_WHAT IS ASKED:_ Send back all the data below, exactly as given.

_DATA TO PROCESS:_
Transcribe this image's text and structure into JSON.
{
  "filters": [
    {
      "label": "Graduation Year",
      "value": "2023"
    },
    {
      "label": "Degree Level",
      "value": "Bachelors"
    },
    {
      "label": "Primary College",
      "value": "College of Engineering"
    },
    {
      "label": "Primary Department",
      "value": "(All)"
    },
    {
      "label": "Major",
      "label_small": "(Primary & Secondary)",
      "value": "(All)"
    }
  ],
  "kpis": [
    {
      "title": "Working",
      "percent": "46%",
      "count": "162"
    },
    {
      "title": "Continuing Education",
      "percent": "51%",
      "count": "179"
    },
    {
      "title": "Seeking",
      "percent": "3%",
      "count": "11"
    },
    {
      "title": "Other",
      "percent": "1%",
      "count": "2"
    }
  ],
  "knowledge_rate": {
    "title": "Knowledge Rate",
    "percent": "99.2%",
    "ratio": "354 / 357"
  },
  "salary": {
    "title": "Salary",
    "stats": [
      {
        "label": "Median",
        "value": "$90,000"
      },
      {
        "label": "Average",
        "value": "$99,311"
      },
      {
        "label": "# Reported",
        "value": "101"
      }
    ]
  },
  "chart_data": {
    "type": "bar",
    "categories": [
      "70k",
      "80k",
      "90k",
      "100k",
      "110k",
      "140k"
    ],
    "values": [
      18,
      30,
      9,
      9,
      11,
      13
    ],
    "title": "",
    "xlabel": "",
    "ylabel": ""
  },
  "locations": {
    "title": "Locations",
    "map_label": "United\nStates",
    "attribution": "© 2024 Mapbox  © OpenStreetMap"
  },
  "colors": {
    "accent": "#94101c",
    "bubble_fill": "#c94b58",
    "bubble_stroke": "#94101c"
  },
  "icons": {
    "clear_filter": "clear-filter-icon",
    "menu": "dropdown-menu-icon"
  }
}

_EXERCISE OUTPUT:_
Transcribe this image's text and structure into JSON.
{
  "filters": [
    {
      "label": "Graduation Year",
      "value": "2023"
    },
    {
      "label": "Degree Level",
      "value": "Bachelors"
    },
    {
      "label": "Primary College",
      "value": "College of Engineering"
    },
    {
      "label": "Primary Department",
      "value": "(All)"
    },
    {
      "label": "Major",
      "label_small": "(Primary & Secondary)",
      "value": "(All)"
    }
  ],
  "kpis": [
    {
      "title": "Working",
      "percent": "46%",
      "count": "162"
    },
    {
      "title": "Continuing Education",
      "percent": "51%",
      "count": "179"
    },
    {
      "title": "Seeking",
      "percent": "3%",
      "count": "11"
    },
    {
      "title": "Other",
      "percent": "1%",
      "count": "2"
    }
  ],
  "knowledge_rate": {
    "title": "Knowledge Rate",
    "percent": "99.2%",
    "ratio": "354 / 357"
  },
  "salary": {
    "title": "Salary",
    "stats": [
      {
        "label": "Median",
        "value": "$90,000"
      },
      {
        "label": "Average",
        "value": "$99,311"
      },
      {
        "label": "# Reported",
        "value": "101"
      }
    ]
  },
  "chart_data": {
    "type": "bar",
    "categories": [
      "70k",
      "80k",
      "90k",
      "100k",
      "110k",
      "140k"
    ],
    "values": [
      18,
      30,
      9,
      9,
      11,
      13
    ],
    "title": "",
    "xlabel": "",
    "ylabel": ""
  },
  "locations": {
    "title": "Locations",
    "map_label": "United\nStates",
    "attribution": "© 2024 Mapbox  © OpenStreetMap"
  },
  "colors": {
    "accent": "#94101c",
    "bubble_fill": "#c94b58",
    "bubble_stroke": "#94101c"
  },
  "icons": {
    "clear_filter": "clear-filter-icon",
    "menu": "dropdown-menu-icon"
  }
}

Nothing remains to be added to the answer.